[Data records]

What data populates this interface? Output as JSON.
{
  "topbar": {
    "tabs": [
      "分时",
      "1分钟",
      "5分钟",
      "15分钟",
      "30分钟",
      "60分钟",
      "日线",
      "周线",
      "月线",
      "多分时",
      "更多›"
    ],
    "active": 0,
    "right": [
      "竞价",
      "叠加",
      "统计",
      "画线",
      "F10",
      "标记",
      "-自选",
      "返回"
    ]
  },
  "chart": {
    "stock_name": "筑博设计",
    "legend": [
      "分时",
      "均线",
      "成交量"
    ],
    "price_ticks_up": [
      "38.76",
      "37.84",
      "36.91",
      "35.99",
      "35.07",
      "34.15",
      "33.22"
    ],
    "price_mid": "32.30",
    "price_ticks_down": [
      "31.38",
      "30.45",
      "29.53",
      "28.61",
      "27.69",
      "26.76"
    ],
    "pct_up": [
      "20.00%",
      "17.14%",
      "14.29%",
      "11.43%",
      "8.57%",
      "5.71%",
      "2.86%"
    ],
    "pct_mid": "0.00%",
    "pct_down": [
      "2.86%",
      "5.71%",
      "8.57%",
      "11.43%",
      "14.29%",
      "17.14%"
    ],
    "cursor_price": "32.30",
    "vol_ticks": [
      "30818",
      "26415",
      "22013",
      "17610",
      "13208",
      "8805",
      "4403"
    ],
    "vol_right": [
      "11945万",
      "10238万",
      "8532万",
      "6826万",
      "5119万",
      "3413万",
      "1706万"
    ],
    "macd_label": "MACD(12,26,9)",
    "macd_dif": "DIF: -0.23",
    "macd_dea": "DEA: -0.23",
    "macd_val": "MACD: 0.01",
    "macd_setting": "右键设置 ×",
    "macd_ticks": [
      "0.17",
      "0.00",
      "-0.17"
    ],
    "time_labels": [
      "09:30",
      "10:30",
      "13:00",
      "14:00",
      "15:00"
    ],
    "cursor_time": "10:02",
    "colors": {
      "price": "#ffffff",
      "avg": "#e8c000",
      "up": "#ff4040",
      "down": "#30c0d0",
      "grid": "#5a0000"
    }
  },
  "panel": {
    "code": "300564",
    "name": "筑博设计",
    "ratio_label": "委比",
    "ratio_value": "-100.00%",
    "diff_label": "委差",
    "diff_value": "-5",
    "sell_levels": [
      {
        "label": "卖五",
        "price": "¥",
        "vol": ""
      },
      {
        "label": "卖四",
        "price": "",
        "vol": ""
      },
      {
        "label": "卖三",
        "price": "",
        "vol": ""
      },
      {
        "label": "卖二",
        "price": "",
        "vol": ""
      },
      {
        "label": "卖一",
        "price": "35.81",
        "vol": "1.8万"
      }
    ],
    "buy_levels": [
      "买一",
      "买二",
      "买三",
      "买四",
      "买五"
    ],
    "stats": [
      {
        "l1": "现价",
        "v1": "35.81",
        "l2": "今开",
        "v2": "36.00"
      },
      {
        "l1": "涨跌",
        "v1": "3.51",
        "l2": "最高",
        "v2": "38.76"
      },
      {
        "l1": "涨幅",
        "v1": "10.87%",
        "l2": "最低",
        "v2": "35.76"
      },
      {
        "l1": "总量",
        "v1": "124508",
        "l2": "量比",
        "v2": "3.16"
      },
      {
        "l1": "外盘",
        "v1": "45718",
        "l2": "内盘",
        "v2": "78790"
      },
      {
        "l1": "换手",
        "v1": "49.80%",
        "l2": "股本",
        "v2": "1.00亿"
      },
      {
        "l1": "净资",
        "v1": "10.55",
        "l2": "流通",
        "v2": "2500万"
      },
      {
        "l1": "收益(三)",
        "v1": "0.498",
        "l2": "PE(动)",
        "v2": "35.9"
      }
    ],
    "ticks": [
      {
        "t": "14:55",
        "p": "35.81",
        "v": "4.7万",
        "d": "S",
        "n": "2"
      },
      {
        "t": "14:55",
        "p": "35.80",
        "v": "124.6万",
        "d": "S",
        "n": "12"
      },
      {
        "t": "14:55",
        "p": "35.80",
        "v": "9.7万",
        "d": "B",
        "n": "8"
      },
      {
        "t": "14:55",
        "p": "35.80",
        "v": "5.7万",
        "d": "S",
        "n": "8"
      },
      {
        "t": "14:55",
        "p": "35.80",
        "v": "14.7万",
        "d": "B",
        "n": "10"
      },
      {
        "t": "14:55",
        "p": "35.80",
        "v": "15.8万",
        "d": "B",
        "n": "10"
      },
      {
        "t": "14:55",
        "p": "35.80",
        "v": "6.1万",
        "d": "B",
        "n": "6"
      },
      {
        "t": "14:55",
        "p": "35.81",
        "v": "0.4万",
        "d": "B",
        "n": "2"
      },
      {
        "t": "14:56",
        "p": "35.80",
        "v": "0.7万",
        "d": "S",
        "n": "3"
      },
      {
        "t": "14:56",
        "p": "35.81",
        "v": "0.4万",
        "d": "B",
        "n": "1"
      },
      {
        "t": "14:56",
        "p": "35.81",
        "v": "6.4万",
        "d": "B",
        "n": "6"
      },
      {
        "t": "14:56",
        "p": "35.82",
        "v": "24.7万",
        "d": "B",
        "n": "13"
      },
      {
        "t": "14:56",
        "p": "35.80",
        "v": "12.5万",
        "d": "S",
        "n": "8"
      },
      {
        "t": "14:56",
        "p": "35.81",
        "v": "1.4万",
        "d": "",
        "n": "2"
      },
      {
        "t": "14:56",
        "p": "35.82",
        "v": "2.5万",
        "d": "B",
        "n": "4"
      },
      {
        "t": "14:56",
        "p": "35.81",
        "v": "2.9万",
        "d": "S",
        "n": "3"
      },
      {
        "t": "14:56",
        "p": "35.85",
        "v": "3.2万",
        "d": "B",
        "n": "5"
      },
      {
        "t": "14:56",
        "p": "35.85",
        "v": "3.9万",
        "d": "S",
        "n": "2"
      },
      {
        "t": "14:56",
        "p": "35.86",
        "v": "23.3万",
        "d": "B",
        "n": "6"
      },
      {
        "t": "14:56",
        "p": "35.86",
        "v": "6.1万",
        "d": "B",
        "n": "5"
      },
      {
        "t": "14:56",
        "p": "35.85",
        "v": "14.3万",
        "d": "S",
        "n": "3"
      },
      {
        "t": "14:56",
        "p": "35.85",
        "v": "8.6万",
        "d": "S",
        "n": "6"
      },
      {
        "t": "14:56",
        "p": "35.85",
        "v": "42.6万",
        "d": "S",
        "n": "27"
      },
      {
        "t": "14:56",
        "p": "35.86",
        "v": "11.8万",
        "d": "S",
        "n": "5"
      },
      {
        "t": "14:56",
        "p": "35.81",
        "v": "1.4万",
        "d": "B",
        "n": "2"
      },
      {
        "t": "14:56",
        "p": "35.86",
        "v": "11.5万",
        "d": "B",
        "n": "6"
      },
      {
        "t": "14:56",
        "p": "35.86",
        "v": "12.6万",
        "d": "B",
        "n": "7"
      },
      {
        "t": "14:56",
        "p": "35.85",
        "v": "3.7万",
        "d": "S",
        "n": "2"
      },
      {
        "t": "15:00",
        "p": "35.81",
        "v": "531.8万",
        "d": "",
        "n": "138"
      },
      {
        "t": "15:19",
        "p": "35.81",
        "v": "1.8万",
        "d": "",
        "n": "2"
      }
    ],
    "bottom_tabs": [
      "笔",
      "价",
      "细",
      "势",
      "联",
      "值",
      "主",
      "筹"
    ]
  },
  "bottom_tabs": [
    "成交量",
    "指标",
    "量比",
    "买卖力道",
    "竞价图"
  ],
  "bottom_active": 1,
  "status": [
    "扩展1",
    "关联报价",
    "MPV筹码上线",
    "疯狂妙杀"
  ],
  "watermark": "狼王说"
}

## WRITTEN PROBLEM
Copy out the material word for word and line for line.

## ANSWER TO THIS EXERCISE
What data populates this interface? Output as JSON.
{
  "topbar": {
    "tabs": [
      "分时",
      "1分钟",
      "5分钟",
      "15分钟",
      "30分钟",
      "60分钟",
      "日线",
      "周线",
      "月线",
      "多分时",
      "更多›"
    ],
    "active": 0,
    "right": [
      "竞价",
      "叠加",
      "统计",
      "画线",
      "F10",
      "标记",
      "-自选",
      "返回"
    ]
  },
  "chart": {
    "stock_name": "筑博设计",
    "legend": [
      "分时",
      "均线",
      "成交量"
    ],
    "price_ticks_up": [
      "38.76",
      "37.84",
      "36.91",
      "35.99",
      "35.07",
      "34.15",
      "33.22"
    ],
    "price_mid": "32.30",
    "price_ticks_down": [
      "31.38",
      "30.45",
      "29.53",
      "28.61",
      "27.69",
      "26.76"
    ],
    "pct_up": [
      "20.00%",
      "17.14%",
      "14.29%",
      "11.43%",
      "8.57%",
      "5.71%",
      "2.86%"
    ],
    "pct_mid": "0.00%",
    "pct_down": [
      "2.86%",
      "5.71%",
      "8.57%",
      "11.43%",
      "14.29%",
      "17.14%"
    ],
    "cursor_price": "32.30",
    "vol_ticks": [
      "30818",
      "26415",
      "22013",
      "17610",
      "13208",
      "8805",
      "4403"
    ],
    "vol_right": [
      "11945万",
      "10238万",
      "8532万",
      "6826万",
      "5119万",
      "3413万",
      "1706万"
    ],
    "macd_label": "MACD(12,26,9)",
    "macd_dif": "DIF: -0.23",
    "macd_dea": "DEA: -0.23",
    "macd_val": "MACD: 0.01",
    "macd_setting": "右键设置 ×",
    "macd_ticks": [
      "0.17",
      "0.00",
      "-0.17"
    ],
    "time_labels": [
      "09:30",
      "10:30",
      "13:00",
      "14:00",
      "15:00"
    ],
    "cursor_time": "10:02",
    "colors": {
      "price": "#ffffff",
      "avg": "#e8c000",
      "up": "#ff4040",
      "down": "#30c0d0",
      "grid": "#5a0000"
    }
  },
  "panel": {
    "code": "300564",
    "name": "筑博设计",
    "ratio_label": "委比",
    "ratio_value": "-100.00%",
    "diff_label": "委差",
    "diff_value": "-5",
    "sell_levels": [
      {
        "label": "卖五",
        "price": "¥",
        "vol": ""
      },
      {
        "label": "卖四",
        "price": "",
        "vol": ""
      },
      {
        "label": "卖三",
        "price": "",
        "vol": ""
      },
      {
        "label": "卖二",
        "price": "",
        "vol": ""
      },
      {
        "label": "卖一",
        "price": "35.81",
        "vol": "1.8万"
      }
    ],
    "buy_levels": [
      "买一",
      "买二",
      "买三",
      "买四",
      "买五"
    ],
    "stats": [
      {
        "l1": "现价",
        "v1": "35.81",
        "l2": "今开",
        "v2": "36.00"
      },
      {
        "l1": "涨跌",
        "v1": "3.51",
        "l2": "最高",
        "v2": "38.76"
      },
      {
        "l1": "涨幅",
        "v1": "10.87%",
        "l2": "最低",
        "v2": "35.76"
      },
      {
        "l1": "总量",
        "v1": "124508",
        "l2": "量比",
        "v2": "3.16"
      },
      {
        "l1": "外盘",
        "v1": "45718",
        "l2": "内盘",
        "v2": "78790"
      },
      {
        "l1": "换手",
        "v1": "49.80%",
        "l2": "股本",
        "v2": "1.00亿"
      },
      {
        "l1": "净资",
        "v1": "10.55",
        "l2": "流通",
        "v2": "2500万"
      },
      {
        "l1": "收益(三)",
        "v1": "0.498",
        "l2": "PE(动)",
        "v2": "35.9"
      }
    ],
    "ticks": [
      {
        "t": "14:55",
        "p": "35.81",
        "v": "4.7万",
        "d": "S",
        "n": "2"
      },
      {
        "t": "14:55",
        "p": "35.80",
        "v": "124.6万",
        "d": "S",
        "n": "12"
      },
      {
        "t": "14:55",
        "p": "35.80",
        "v": "9.7万",
        "d": "B",
        "n": "8"
      },
      {
        "t": "14:55",
        "p": "35.80",
        "v": "5.7万",
        "d": "S",
        "n": "8"
      },
      {
        "t": "14:55",
        "p": "35.80",
        "v": "14.7万",
        "d": "B",
        "n": "10"
      },
      {
        "t": "14:55",
        "p": "35.80",
        "v": "15.8万",
        "d": "B",
        "n": "10"
      },
      {
        "t": "14:55",
        "p": "35.80",
        "v": "6.1万",
        "d": "B",
        "n": "6"
      },
      {
        "t": "14:55",
        "p": "35.81",
        "v": "0.4万",
        "d": "B",
        "n": "2"
      },
      {
        "t": "14:56",
        "p": "35.80",
        "v": "0.7万",
        "d": "S",
        "n": "3"
      },
      {
        "t": "14:56",
        "p": "35.81",
        "v": "0.4万",
        "d": "B",
        "n": "1"
      },
      {
        "t": "14:56",
        "p": "35.81",
        "v": "6.4万",
        "d": "B",
        "n": "6"
      },
      {
        "t": "14:56",
        "p": "35.82",
        "v": "24.7万",
        "d": "B",
        "n": "13"
      },
      {
        "t": "14:56",
        "p": "35.80",
        "v": "12.5万",
        "d": "S",
        "n": "8"
      },
      {
        "t": "14:56",
        "p": "35.81",
        "v": "1.4万",
        "d": "",
        "n": "2"
      },
      {
        "t": "14:56",
        "p": "35.82",
        "v": "2.5万",
        "d": "B",
        "n": "4"
      },
      {
        "t": "14:56",
        "p": "35.81",
        "v": "2.9万",
        "d": "S",
        "n": "3"
      },
      {
        "t": "14:56",
        "p": "35.85",
        "v": "3.2万",
        "d": "B",
        "n": "5"
      },
      {
        "t": "14:56",
        "p": "35.85",
        "v": "3.9万",
        "d": "S",
        "n": "2"
      },
      {
        "t": "14:56",
        "p": "35.86",
        "v": "23.3万",
        "d": "B",
        "n": "6"
      },
      {
        "t": "14:56",
        "p": "35.86",
        "v": "6.1万",
        "d": "B",
        "n": "5"
      },
      {
        "t": "14:56",
        "p": "35.85",
        "v": "14.3万",
        "d": "S",
        "n": "3"
      },
      {
        "t": "14:56",
        "p": "35.85",
        "v": "8.6万",
        "d": "S",
        "n": "6"
      },
      {
        "t": "14:56",
        "p": "35.85",
        "v": "42.6万",
        "d": "S",
        "n": "27"
      },
      {
        "t": "14:56",
        "p": "35.86",
        "v": "11.8万",
        "d": "S",
        "n": "5"
      },
      {
        "t": "14:56",
        "p": "35.81",
        "v": "1.4万",
        "d": "B",
        "n": "2"
      },
      {
        "t": "14:56",
        "p": "35.86",
        "v": "11.5万",
        "d": "B",
        "n": "6"
      },
      {
        "t": "14:56",
        "p": "35.86",
        "v": "12.6万",
        "d": "B",
        "n": "7"
      },
      {
        "t": "14:56",
        "p": "35.85",
        "v": "3.7万",
        "d": "S",
        "n": "2"
      },
      {
        "t": "15:00",
        "p": "35.81",
        "v": "531.8万",
        "d": "",
        "n": "138"
      },
      {
        "t": "15:19",
        "p": "35.81",
        "v": "1.8万",
        "d": "",
        "n": "2"
      }
    ],
    "bottom_tabs": [
      "笔",
      "价",
      "细",
      "势",
      "联",
      "值",
      "主",
      "筹"
    ]
  },
  "bottom_tabs": [
    "成交量",
    "指标",
    "量比",
    "买卖力道",
    "竞价图"
  ],
  "bottom_active": 1,
  "status": [
    "扩展1",
    "关联报价",
    "MPV筹码上线",
    "疯狂妙杀"
  ],
  "watermark": "狼王说"
}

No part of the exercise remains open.